### Page extract
+ + +

Where you Rate-Limit APIs Matters

Seriously, let’s talk about this because architecture is a pretty important piece of the scalability puzzle.

 

Rate limiting is not a new concept. We used to call it “quality of service” to make it sound nicer, but the reality is that when you limited bandwidth availability based on application port or protocol, you were rate limiting.

Today we have to apply that principle to APIs (which are almost always RESTful HTTP requests) because just as there was limited bandwidth in the network back in the day, there are limited resources available to any given server. This is not computer science 301, so I won’t dive into the system-level details as to why it is TCP sockets are tied to file handles and thus limit the number of concurrent connections available. Nor will I digress into the gory details of memory management and CPU scheduling algorithms that ultimately support the truth of operational axiom #2 – as load increases, performance decreases.

Anyone who has tried to do anything on a very loaded system has experienced this truth.

So, now we’ve got modern app architectures that rely primarily on APIs. Whether invoked from a native mobile or web-based client, APIs are the way we exchange data these days. We scale APIs like we scale most HTTP-based resources. We stick a load balancer in front of two or more servers and algorithmically determine how to distribute requests. It works, after all. That can be seen every day across the Internet. Chances are if you’re doing anything with an app, it’s been touched by a load balancer.

+ + +

### Stored data
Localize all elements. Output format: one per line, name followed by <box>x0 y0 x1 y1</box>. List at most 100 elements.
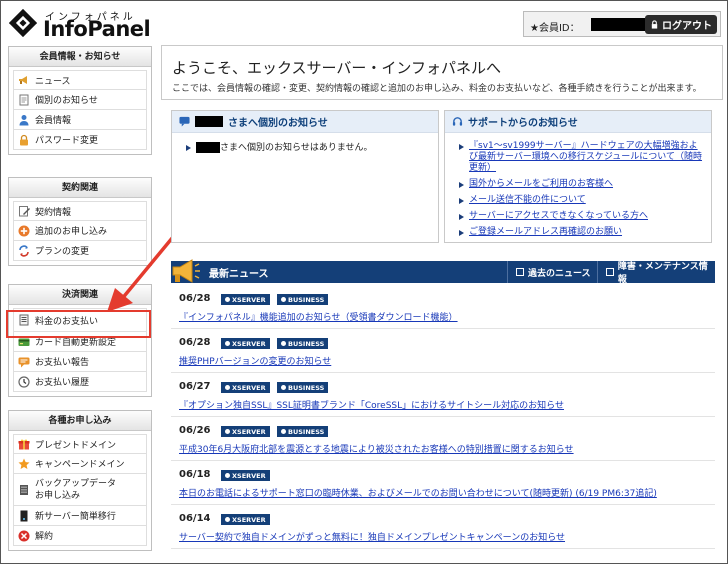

+ + +

### Tasks and exercises
1) In the rate-limiting article, rewrite everything from "Where you Rate-Limit" down to "were rate limiting.", changing "quality of service" to "traffic shaping".
2) According to the rate-limiting article, what did people used to call rate limiting?
The listing was taken from a different source than the rate-limiting article.

### Solution list
1)
Where you Rate-Limit APIs Matters

Seriously, let’s talk about this because architecture is a pretty important piece of the scalability puzzle.

 

Rate limiting is not a new concept. We used to call it “traffic shaping” to make it sound nicer, but the reality is that when you limited bandwidth availability based on application port or protocol, you were rate limiting.

2) Quality of service.